» SHORT EXERCISE:
Locate the lines that hold the string "this". Copy every such line.

» DATASET RECORDS:
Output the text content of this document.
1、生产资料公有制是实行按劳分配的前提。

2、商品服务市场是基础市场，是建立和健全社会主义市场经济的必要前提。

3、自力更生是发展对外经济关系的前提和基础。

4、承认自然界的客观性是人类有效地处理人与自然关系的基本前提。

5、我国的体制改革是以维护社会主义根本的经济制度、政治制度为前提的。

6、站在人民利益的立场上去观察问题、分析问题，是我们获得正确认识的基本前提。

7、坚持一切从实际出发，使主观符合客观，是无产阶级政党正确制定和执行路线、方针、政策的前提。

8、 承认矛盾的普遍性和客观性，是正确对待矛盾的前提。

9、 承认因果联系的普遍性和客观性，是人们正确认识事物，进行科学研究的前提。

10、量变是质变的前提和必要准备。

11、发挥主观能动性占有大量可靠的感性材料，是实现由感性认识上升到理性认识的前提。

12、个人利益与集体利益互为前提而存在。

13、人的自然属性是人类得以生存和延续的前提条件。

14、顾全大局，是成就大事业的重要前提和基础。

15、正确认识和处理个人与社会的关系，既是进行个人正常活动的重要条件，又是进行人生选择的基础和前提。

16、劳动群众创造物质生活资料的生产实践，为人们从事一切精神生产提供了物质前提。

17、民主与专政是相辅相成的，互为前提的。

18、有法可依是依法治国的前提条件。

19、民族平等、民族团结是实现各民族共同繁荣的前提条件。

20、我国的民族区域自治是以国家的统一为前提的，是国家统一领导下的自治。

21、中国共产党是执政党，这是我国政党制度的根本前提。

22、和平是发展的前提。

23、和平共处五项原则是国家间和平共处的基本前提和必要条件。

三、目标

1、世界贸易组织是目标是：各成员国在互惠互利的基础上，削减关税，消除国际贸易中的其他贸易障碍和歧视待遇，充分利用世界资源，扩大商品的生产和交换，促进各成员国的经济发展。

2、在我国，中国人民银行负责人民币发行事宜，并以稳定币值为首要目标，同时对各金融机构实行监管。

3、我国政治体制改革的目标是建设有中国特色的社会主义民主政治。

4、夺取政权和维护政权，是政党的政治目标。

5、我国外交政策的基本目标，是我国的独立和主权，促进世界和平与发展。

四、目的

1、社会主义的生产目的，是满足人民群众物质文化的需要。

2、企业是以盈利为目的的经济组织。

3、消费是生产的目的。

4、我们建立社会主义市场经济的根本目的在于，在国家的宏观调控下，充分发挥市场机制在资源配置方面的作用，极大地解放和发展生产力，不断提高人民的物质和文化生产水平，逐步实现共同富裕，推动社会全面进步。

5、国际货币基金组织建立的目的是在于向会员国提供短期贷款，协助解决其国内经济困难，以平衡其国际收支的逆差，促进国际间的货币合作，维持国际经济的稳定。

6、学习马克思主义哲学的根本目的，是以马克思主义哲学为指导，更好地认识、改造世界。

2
...
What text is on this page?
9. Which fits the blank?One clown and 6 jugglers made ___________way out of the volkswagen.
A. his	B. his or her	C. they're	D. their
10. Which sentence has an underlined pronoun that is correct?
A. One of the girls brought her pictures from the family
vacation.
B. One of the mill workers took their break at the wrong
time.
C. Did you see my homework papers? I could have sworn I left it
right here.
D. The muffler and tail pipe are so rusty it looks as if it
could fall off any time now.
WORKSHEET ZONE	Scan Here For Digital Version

» FINAL ANSWER:
Output the text content of this document.
What text is on this page?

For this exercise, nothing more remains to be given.